#### Listed records ####

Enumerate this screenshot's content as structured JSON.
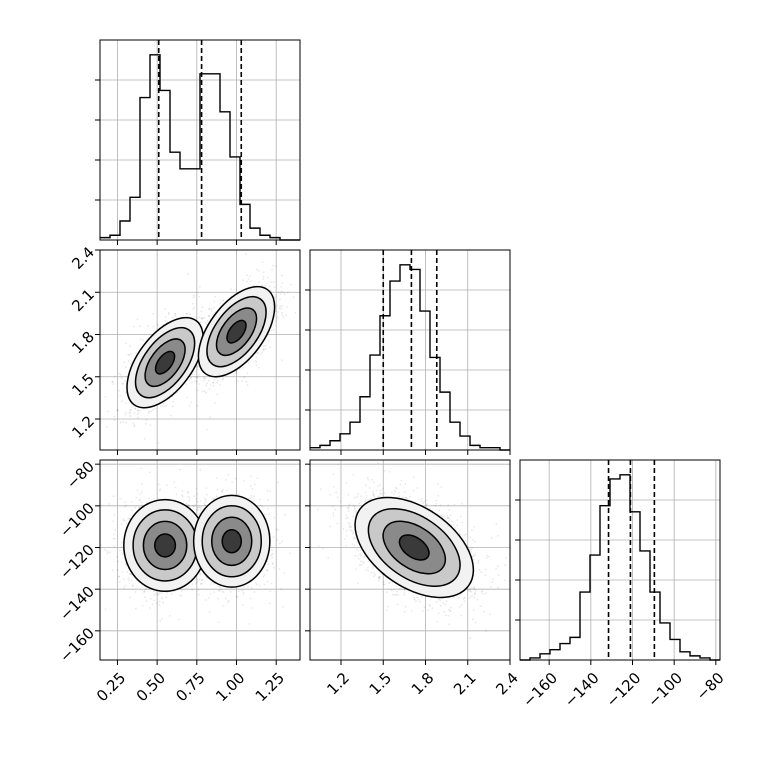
{
  "chart_data": {
    "type": "corner",
    "parameters": [
      {
        "name": "",
        "range": [
          0.14,
          1.4
        ],
        "ticks": [
          0.25,
          0.5,
          0.75,
          1.0,
          1.25
        ],
        "tick_labels": [
          "0.25",
          "0.50",
          "0.75",
          "1.00",
          "1.25"
        ]
      },
      {
        "name": "",
        "range": [
          0.98,
          2.4
        ],
        "ticks": [
          1.2,
          1.5,
          1.8,
          2.1,
          2.4
        ],
        "tick_labels": [
          "1.2",
          "1.5",
          "1.8",
          "2.1",
          "2.4"
        ]
      },
      {
        "name": "",
        "range": [
          -174,
          -78
        ],
        "ticks": [
          -160,
          -140,
          -120,
          -100,
          -80
        ],
        "tick_labels": [
          "−160",
          "−140",
          "−120",
          "−100",
          "−80"
        ]
      }
    ],
    "histograms": [
      {
        "param": 0,
        "bin_lo": 0.14,
        "bin_width": 0.063,
        "counts": [
          1,
          2,
          8,
          18,
          60,
          78,
          63,
          37,
          30,
          30,
          70,
          70,
          54,
          35,
          15,
          5,
          2,
          1,
          0,
          0
        ],
        "quantiles": [
          0.51,
          0.78,
          1.03
        ]
      },
      {
        "param": 1,
        "bin_lo": 0.98,
        "bin_width": 0.071,
        "counts": [
          1,
          2,
          4,
          7,
          12,
          23,
          41,
          58,
          73,
          80,
          78,
          60,
          40,
          25,
          12,
          6,
          2,
          1,
          1,
          0
        ],
        "quantiles": [
          1.5,
          1.7,
          1.88
        ]
      },
      {
        "param": 2,
        "bin_lo": -174,
        "bin_width": 4.8,
        "counts": [
          0,
          1,
          3,
          5,
          8,
          11,
          33,
          51,
          75,
          88,
          90,
          72,
          53,
          33,
          18,
          10,
          4,
          2,
          1,
          0
        ],
        "quantiles": [
          -131.5,
          -121.0,
          -109.5
        ]
      }
    ],
    "joint_panels": [
      {
        "x_param": 0,
        "y_param": 1,
        "modes": [
          [
            0.55,
            1.6
          ],
          [
            1.0,
            1.82
          ]
        ]
      },
      {
        "x_param": 0,
        "y_param": 2,
        "modes": [
          [
            0.55,
            -119
          ],
          [
            0.95,
            -117
          ]
        ]
      },
      {
        "x_param": 1,
        "y_param": 2,
        "modes": [
          [
            1.72,
            -120
          ]
        ],
        "correlation": "negative"
      }
    ],
    "grid": true
  }
}
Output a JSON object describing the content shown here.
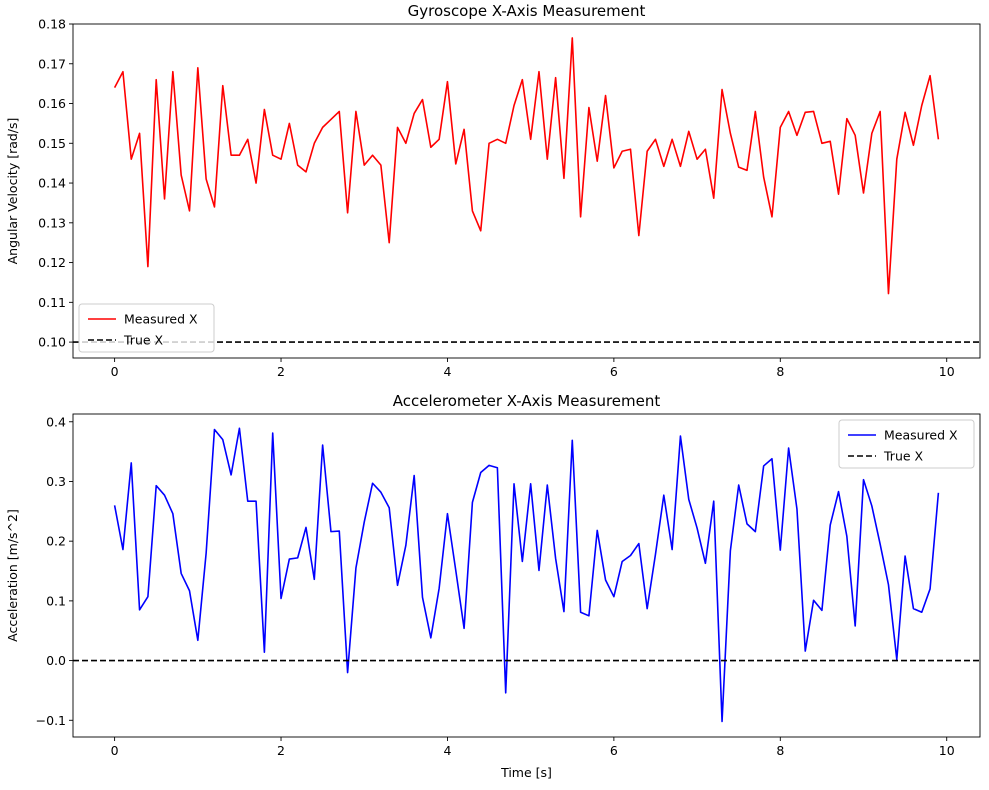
{
  "chart_data": [
    {
      "type": "line",
      "title": "Gyroscope X-Axis Measurement",
      "xlabel": "",
      "ylabel": "Angular Velocity [rad/s]",
      "xlim": [
        -0.5,
        10.4
      ],
      "ylim": [
        0.096,
        0.18
      ],
      "xticks": [
        0,
        2,
        4,
        6,
        8,
        10
      ],
      "yticks": [
        0.1,
        0.11,
        0.12,
        0.13,
        0.14,
        0.15,
        0.16,
        0.17,
        0.18
      ],
      "ytick_labels": [
        "0.10",
        "0.11",
        "0.12",
        "0.13",
        "0.14",
        "0.15",
        "0.16",
        "0.17",
        "0.18"
      ],
      "legend_position": "lower-left",
      "grid": false,
      "series": [
        {
          "name": "Measured X",
          "color": "#ff0000",
          "style": "solid",
          "x_start": 0,
          "x_step": 0.1,
          "values": [
            0.164,
            0.168,
            0.146,
            0.1525,
            0.119,
            0.166,
            0.136,
            0.168,
            0.142,
            0.133,
            0.169,
            0.141,
            0.134,
            0.1645,
            0.147,
            0.147,
            0.151,
            0.14,
            0.1585,
            0.147,
            0.146,
            0.155,
            0.1445,
            0.1428,
            0.15,
            0.154,
            0.156,
            0.158,
            0.1325,
            0.158,
            0.1445,
            0.147,
            0.1445,
            0.125,
            0.154,
            0.15,
            0.1575,
            0.161,
            0.149,
            0.151,
            0.1655,
            0.1448,
            0.1535,
            0.133,
            0.128,
            0.15,
            0.151,
            0.15,
            0.1595,
            0.166,
            0.151,
            0.168,
            0.146,
            0.1665,
            0.1412,
            0.1765,
            0.1315,
            0.159,
            0.1455,
            0.162,
            0.1438,
            0.148,
            0.1485,
            0.1268,
            0.148,
            0.151,
            0.1442,
            0.151,
            0.1442,
            0.153,
            0.146,
            0.1485,
            0.1362,
            0.1635,
            0.1525,
            0.144,
            0.1432,
            0.158,
            0.1415,
            0.1315,
            0.154,
            0.158,
            0.152,
            0.1578,
            0.158,
            0.15,
            0.1505,
            0.1372,
            0.1562,
            0.152,
            0.1375,
            0.1525,
            0.158,
            0.1122,
            0.146,
            0.1578,
            0.1495,
            0.1595,
            0.167,
            0.151
          ]
        },
        {
          "name": "True X",
          "color": "#000000",
          "style": "dashed",
          "hline": 0.1
        }
      ]
    },
    {
      "type": "line",
      "title": "Accelerometer X-Axis Measurement",
      "xlabel": "Time [s]",
      "ylabel": "Acceleration [m/s^2]",
      "xlim": [
        -0.5,
        10.4
      ],
      "ylim": [
        -0.128,
        0.413
      ],
      "xticks": [
        0,
        2,
        4,
        6,
        8,
        10
      ],
      "yticks": [
        -0.1,
        0.0,
        0.1,
        0.2,
        0.3,
        0.4
      ],
      "ytick_labels": [
        "−0.1",
        "0.0",
        "0.1",
        "0.2",
        "0.3",
        "0.4"
      ],
      "legend_position": "upper-right",
      "grid": false,
      "series": [
        {
          "name": "Measured X",
          "color": "#0000ff",
          "style": "solid",
          "x_start": 0,
          "x_step": 0.1,
          "values": [
            0.26,
            0.186,
            0.331,
            0.085,
            0.107,
            0.293,
            0.277,
            0.246,
            0.146,
            0.117,
            0.034,
            0.18,
            0.387,
            0.37,
            0.311,
            0.389,
            0.267,
            0.267,
            0.014,
            0.381,
            0.104,
            0.17,
            0.172,
            0.223,
            0.136,
            0.361,
            0.216,
            0.217,
            -0.02,
            0.155,
            0.232,
            0.297,
            0.282,
            0.256,
            0.126,
            0.193,
            0.31,
            0.106,
            0.038,
            0.121,
            0.246,
            0.151,
            0.054,
            0.265,
            0.315,
            0.327,
            0.323,
            -0.054,
            0.296,
            0.166,
            0.296,
            0.151,
            0.294,
            0.171,
            0.082,
            0.369,
            0.081,
            0.075,
            0.218,
            0.135,
            0.107,
            0.166,
            0.176,
            0.196,
            0.087,
            0.178,
            0.277,
            0.186,
            0.376,
            0.27,
            0.222,
            0.163,
            0.267,
            -0.102,
            0.184,
            0.294,
            0.229,
            0.216,
            0.326,
            0.338,
            0.185,
            0.356,
            0.254,
            0.016,
            0.101,
            0.084,
            0.227,
            0.283,
            0.208,
            0.058,
            0.303,
            0.259,
            0.195,
            0.127,
            0.002,
            0.175,
            0.087,
            0.081,
            0.12,
            0.281
          ]
        },
        {
          "name": "True X",
          "color": "#000000",
          "style": "dashed",
          "hline": 0.0
        }
      ]
    }
  ]
}
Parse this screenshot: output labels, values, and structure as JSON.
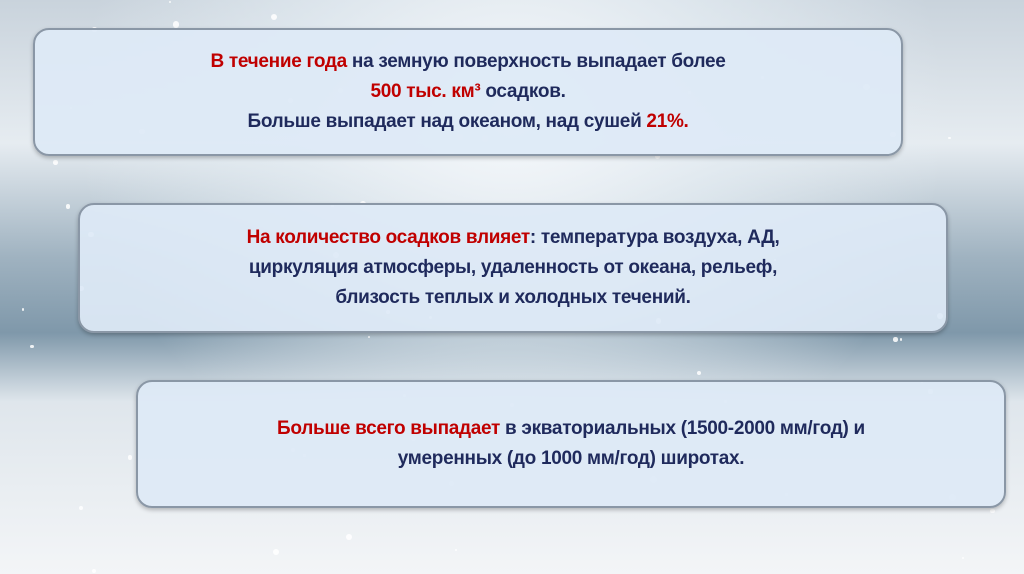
{
  "colors": {
    "accent": "#c00000",
    "text": "#1f2a5c"
  },
  "box1": {
    "l1_red": "В течение года",
    "l1_rest": " на земную поверхность выпадает более",
    "l2_red": "500 тыс. км³",
    "l2_rest": " осадков.",
    "l3_text": "Больше выпадает над океаном, над сушей ",
    "l3_red": "21%."
  },
  "box2": {
    "red": "На количество осадков влияет",
    "l1_rest": ": температура воздуха, АД,",
    "l2": "циркуляция атмосферы, удаленность от океана, рельеф,",
    "l3": "близость теплых и холодных течений."
  },
  "box3": {
    "red": "Больше всего выпадает",
    "l1_rest": " в экваториальных (1500-2000 мм/год) и",
    "l2": "умеренных (до 1000 мм/год) широтах."
  }
}
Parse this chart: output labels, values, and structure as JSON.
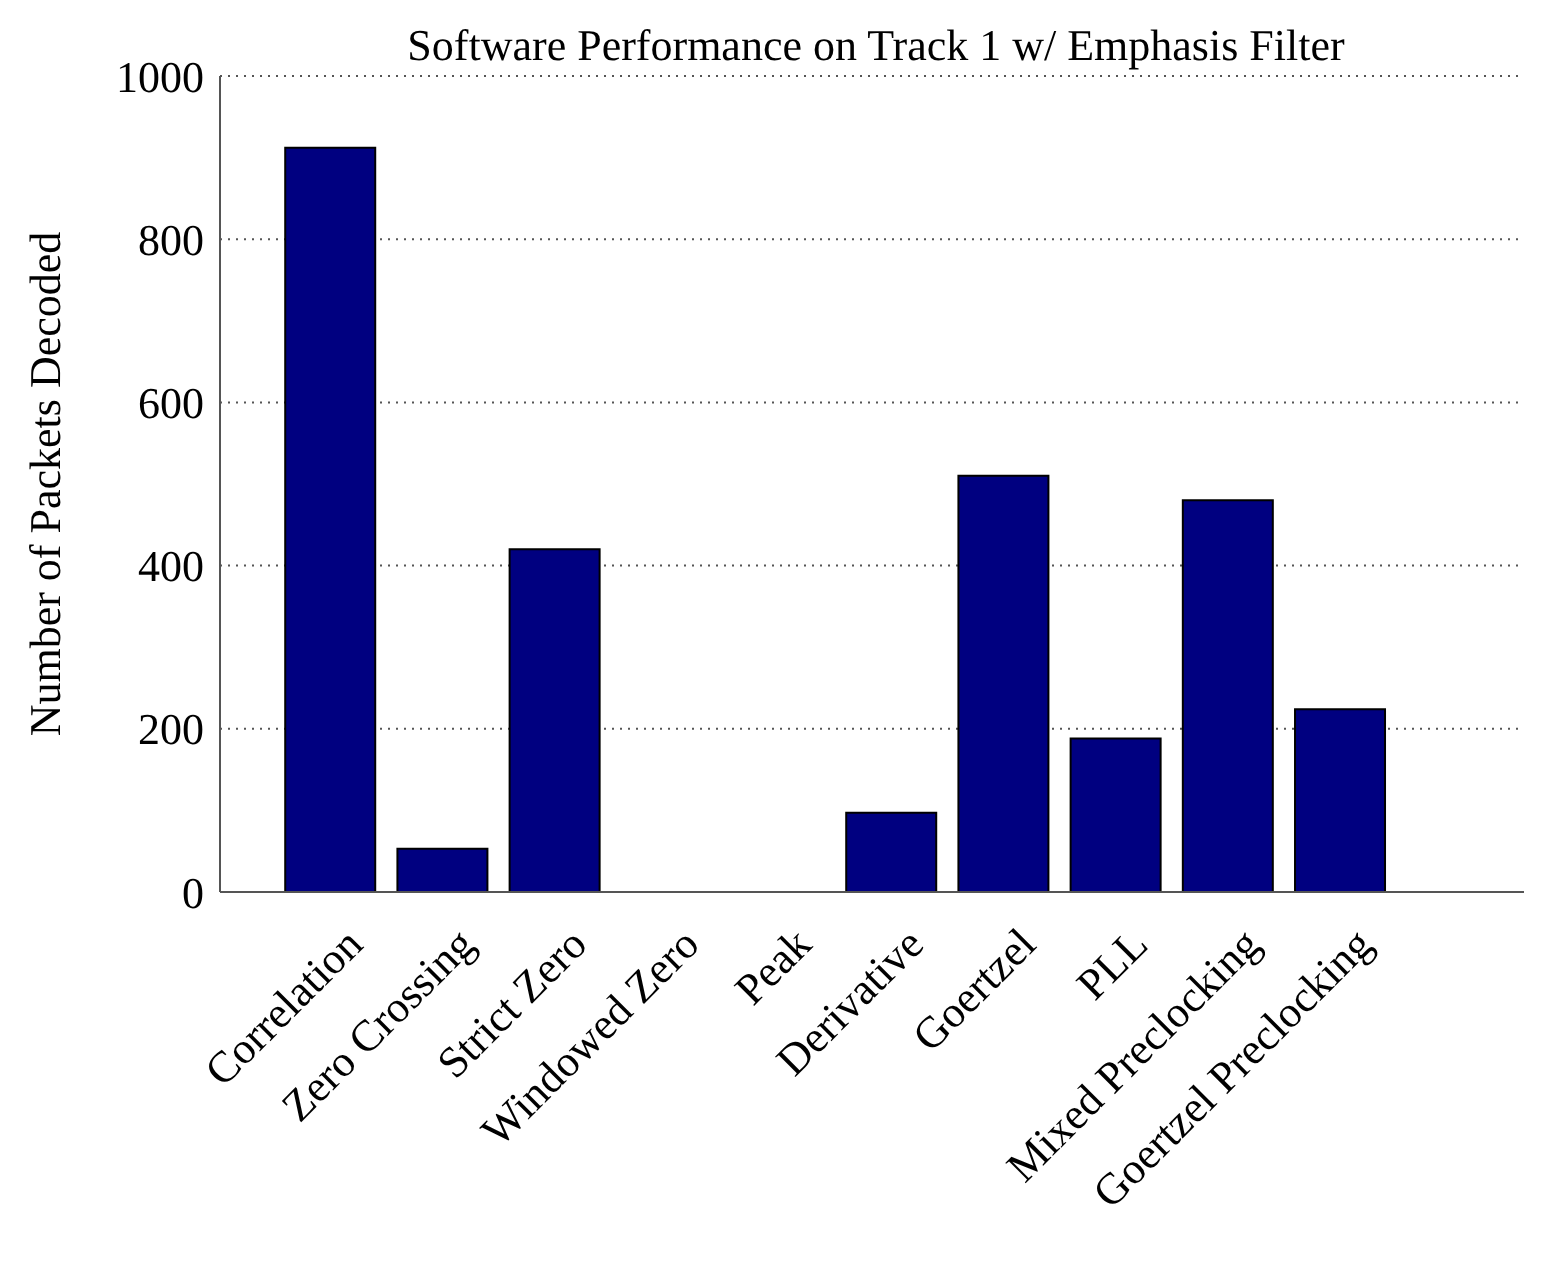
{
  "chart_data": {
    "type": "bar",
    "title": "Software Performance on Track 1 w/ Emphasis Filter",
    "ylabel": "Number of Packets Decoded",
    "categories": [
      "Correlation",
      "Zero Crossing",
      "Strict Zero",
      "Windowed Zero",
      "Peak",
      "Derivative",
      "Goertzel",
      "PLL",
      "Mixed Preclocking",
      "Goertzel Preclocking"
    ],
    "values": [
      912,
      53,
      420,
      0,
      0,
      97,
      510,
      188,
      480,
      224
    ],
    "color": "#000080",
    "ylim": [
      0,
      1000
    ],
    "yticks": [
      0,
      200,
      400,
      600,
      800,
      1000
    ],
    "grid": "y"
  }
}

####

Each line from the one containing "Parse this chart: output" through the last line of the listing is to be given again exactly, with no pictures and no other lines.

Complete output –
Parse this chart: output labels, values, and structure as JSON.
{
  "chart_data": {
    "type": "bar",
    "title": "Software Performance on Track 1 w/ Emphasis Filter",
    "ylabel": "Number of Packets Decoded",
    "categories": [
      "Correlation",
      "Zero Crossing",
      "Strict Zero",
      "Windowed Zero",
      "Peak",
      "Derivative",
      "Goertzel",
      "PLL",
      "Mixed Preclocking",
      "Goertzel Preclocking"
    ],
    "values": [
      912,
      53,
      420,
      0,
      0,
      97,
      510,
      188,
      480,
      224
    ],
    "color": "#000080",
    "ylim": [
      0,
      1000
    ],
    "yticks": [
      0,
      200,
      400,
      600,
      800,
      1000
    ],
    "grid": "y"
  }
}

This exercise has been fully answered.